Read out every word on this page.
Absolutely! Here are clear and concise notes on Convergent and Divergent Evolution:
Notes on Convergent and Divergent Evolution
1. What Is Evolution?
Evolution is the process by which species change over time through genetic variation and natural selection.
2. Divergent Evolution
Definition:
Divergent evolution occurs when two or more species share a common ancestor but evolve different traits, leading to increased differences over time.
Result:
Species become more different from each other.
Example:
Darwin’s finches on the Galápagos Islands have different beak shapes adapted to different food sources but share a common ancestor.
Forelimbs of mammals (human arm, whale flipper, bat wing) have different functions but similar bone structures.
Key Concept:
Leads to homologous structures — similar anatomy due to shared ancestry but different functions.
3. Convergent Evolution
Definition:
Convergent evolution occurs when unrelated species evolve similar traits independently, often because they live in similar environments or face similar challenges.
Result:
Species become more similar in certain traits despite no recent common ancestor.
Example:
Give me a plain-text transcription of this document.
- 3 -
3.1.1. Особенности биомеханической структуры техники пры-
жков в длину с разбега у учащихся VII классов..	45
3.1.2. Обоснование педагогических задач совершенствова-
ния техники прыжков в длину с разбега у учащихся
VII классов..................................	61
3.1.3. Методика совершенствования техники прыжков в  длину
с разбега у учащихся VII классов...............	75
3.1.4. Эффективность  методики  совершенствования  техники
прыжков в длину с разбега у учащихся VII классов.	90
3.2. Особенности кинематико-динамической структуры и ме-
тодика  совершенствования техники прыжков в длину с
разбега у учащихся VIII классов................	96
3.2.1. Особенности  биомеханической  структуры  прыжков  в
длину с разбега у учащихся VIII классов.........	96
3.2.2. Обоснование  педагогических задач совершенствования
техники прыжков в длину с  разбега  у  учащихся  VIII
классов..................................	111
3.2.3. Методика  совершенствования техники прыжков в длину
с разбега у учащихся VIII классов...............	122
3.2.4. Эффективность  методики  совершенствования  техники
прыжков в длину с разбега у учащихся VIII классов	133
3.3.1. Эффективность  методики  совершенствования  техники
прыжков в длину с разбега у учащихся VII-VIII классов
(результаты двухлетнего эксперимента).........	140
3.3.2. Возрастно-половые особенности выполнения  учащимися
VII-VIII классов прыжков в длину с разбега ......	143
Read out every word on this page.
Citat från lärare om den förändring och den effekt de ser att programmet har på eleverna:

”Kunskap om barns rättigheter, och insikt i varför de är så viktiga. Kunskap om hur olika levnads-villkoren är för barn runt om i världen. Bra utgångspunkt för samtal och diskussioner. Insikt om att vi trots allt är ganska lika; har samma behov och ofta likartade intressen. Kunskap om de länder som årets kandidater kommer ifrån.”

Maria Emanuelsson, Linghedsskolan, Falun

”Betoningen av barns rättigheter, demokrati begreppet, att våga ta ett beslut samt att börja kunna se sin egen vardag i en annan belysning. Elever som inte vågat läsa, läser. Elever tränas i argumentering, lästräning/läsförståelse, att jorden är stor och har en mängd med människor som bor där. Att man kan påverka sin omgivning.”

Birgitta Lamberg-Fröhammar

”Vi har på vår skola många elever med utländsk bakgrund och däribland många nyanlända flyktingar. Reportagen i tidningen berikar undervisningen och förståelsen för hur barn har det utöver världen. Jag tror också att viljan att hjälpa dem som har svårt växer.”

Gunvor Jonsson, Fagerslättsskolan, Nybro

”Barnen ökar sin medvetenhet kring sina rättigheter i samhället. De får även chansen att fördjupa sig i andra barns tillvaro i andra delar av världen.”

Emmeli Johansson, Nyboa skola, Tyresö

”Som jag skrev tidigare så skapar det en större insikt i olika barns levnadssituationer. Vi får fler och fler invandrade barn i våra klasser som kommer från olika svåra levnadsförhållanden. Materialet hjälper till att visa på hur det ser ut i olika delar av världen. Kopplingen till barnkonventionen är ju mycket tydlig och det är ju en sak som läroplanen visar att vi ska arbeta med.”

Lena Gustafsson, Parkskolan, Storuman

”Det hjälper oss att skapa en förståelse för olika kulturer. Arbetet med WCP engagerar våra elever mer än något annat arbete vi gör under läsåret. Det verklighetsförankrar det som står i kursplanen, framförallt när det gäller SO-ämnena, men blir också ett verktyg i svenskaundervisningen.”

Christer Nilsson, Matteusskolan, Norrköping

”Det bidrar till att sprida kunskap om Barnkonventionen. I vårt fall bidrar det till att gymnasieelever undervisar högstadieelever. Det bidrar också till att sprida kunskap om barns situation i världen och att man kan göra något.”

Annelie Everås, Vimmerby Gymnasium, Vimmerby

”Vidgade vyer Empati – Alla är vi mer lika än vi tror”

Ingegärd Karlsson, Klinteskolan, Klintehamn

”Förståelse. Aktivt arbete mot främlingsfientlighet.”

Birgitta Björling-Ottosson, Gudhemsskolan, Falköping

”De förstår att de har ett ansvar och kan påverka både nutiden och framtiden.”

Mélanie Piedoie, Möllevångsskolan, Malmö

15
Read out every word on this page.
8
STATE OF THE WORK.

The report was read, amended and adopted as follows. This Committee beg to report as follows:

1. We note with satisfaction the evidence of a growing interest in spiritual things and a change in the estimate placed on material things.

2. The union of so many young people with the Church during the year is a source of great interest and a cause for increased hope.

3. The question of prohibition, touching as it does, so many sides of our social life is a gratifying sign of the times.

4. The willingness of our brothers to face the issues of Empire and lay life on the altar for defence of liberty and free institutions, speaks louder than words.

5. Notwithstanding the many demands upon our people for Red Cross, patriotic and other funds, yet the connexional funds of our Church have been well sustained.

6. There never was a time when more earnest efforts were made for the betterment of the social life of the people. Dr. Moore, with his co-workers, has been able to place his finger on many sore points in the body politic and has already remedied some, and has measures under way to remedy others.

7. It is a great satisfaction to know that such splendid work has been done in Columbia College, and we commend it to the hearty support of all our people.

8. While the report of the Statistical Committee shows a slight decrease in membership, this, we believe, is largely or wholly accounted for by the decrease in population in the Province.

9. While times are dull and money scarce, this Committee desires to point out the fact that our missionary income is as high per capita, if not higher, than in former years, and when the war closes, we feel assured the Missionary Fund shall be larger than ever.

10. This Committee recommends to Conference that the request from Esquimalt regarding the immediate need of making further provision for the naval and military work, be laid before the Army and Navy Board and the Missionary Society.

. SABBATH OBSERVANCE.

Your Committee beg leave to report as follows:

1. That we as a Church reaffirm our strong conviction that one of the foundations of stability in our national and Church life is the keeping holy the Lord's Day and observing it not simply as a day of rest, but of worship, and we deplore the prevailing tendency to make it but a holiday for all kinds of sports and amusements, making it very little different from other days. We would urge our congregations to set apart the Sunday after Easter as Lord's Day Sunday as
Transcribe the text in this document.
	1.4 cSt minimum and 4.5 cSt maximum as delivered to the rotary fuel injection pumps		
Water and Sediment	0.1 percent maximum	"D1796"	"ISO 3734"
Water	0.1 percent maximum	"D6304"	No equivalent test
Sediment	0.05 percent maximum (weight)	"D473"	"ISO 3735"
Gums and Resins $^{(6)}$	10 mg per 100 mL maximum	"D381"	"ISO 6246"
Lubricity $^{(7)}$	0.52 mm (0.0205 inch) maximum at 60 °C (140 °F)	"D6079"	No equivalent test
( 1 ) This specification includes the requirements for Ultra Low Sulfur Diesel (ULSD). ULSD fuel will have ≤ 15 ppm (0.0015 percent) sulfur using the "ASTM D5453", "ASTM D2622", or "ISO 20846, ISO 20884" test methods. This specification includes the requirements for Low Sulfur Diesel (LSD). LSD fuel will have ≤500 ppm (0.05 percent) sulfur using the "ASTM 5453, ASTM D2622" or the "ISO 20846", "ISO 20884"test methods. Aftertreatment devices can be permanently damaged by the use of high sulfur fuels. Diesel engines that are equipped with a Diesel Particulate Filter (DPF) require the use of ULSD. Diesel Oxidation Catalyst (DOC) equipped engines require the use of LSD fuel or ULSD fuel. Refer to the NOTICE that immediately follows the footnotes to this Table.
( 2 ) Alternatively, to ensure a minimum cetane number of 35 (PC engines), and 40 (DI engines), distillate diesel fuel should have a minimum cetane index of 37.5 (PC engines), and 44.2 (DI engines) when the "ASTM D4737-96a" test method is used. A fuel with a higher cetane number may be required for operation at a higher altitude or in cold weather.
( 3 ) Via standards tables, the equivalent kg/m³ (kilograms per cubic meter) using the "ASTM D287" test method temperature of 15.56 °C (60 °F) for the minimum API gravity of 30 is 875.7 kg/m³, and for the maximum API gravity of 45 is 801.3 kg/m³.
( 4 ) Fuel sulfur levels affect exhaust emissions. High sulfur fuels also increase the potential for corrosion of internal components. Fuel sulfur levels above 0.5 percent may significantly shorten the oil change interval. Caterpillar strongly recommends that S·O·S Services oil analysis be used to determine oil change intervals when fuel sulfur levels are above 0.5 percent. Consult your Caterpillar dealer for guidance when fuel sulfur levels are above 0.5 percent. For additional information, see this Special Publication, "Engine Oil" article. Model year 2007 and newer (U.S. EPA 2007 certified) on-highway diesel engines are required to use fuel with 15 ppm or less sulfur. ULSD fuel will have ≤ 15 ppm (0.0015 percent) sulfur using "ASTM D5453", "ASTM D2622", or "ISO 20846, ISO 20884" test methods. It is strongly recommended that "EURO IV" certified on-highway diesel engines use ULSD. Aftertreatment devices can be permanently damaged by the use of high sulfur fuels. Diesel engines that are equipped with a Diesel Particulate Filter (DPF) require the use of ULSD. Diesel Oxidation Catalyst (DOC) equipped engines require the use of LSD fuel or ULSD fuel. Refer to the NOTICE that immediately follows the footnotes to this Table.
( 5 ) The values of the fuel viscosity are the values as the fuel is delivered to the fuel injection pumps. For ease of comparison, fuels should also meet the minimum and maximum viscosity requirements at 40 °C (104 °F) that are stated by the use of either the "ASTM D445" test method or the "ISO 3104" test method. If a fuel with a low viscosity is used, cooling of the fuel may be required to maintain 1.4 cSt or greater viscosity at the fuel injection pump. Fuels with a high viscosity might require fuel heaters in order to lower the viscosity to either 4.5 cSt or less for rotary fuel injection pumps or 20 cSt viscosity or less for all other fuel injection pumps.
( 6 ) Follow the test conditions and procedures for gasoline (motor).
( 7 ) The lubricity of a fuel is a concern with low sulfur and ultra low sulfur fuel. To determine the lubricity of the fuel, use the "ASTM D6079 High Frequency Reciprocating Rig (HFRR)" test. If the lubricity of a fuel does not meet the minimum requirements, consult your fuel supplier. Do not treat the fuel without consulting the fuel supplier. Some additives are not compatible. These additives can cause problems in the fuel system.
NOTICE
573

· · · ·

#### What is expected:
Return only those lines of the records that contain the string "delivered".

#### Response:
	1.4 cSt minimum and 4.5 cSt maximum as delivered to the rotary fuel injection pumps		
( 5 ) The values of the fuel viscosity are the values as the fuel is delivered to the fuel injection pumps. For ease of comparison, fuels should also meet the minimum and maximum viscosity requirements at 40 °C (104 °F) that are stated by the use of either the "ASTM D445" test method or the "ISO 3104" test method. If a fuel with a low viscosity is used, cooling of the fuel may be required to maintain 1.4 cSt or greater viscosity at the fuel injection pump. Fuels with a high viscosity might require fuel heaters in order to lower the viscosity to either 4.5 cSt or less for rotary fuel injection pumps or 20 cSt viscosity or less for all other fuel injection pumps.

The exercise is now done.